Task requirements
Reproduce the full listing that appears beneath this instruction exactly.

Records to process

::::

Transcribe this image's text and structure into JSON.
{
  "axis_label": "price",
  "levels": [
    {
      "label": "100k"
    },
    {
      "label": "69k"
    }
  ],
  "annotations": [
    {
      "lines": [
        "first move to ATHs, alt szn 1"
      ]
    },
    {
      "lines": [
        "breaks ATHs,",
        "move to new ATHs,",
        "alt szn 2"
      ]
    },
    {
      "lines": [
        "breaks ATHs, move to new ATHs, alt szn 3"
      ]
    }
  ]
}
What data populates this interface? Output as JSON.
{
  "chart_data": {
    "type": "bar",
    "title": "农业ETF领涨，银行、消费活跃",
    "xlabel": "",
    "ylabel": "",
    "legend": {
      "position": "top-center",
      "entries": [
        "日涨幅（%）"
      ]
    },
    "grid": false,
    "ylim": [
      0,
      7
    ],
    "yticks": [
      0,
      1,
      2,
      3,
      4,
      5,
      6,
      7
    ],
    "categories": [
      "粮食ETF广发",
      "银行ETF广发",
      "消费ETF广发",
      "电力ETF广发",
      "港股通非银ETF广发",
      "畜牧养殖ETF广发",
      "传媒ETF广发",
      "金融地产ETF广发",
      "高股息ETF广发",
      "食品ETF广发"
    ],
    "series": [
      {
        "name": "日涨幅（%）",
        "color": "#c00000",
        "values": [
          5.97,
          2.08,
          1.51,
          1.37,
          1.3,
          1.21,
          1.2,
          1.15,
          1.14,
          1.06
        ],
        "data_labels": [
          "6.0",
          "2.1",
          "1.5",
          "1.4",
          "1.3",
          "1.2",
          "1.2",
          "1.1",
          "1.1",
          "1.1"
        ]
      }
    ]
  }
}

::::

Problem solution
Transcribe this image's text and structure into JSON.
{
  "axis_label": "price",
  "levels": [
    {
      "label": "100k"
    },
    {
      "label": "69k"
    }
  ],
  "annotations": [
    {
      "lines": [
        "first move to ATHs, alt szn 1"
      ]
    },
    {
      "lines": [
        "breaks ATHs,",
        "move to new ATHs,",
        "alt szn 2"
      ]
    },
    {
      "lines": [
        "breaks ATHs, move to new ATHs, alt szn 3"
      ]
    }
  ]
}
What data populates this interface? Output as JSON.
{
  "chart_data": {
    "type": "bar",
    "title": "农业ETF领涨，银行、消费活跃",
    "xlabel": "",
    "ylabel": "",
    "legend": {
      "position": "top-center",
      "entries": [
        "日涨幅（%）"
      ]
    },
    "grid": false,
    "ylim": [
      0,
      7
    ],
    "yticks": [
      0,
      1,
      2,
      3,
      4,
      5,
      6,
      7
    ],
    "categories": [
      "粮食ETF广发",
      "银行ETF广发",
      "消费ETF广发",
      "电力ETF广发",
      "港股通非银ETF广发",
      "畜牧养殖ETF广发",
      "传媒ETF广发",
      "金融地产ETF广发",
      "高股息ETF广发",
      "食品ETF广发"
    ],
    "series": [
      {
        "name": "日涨幅（%）",
        "color": "#c00000",
        "values": [
          5.97,
          2.08,
          1.51,
          1.37,
          1.3,
          1.21,
          1.2,
          1.15,
          1.14,
          1.06
        ],
        "data_labels": [
          "6.0",
          "2.1",
          "1.5",
          "1.4",
          "1.3",
          "1.2",
          "1.2",
          "1.1",
          "1.1",
          "1.1"
        ]
      }
    ]
  }
}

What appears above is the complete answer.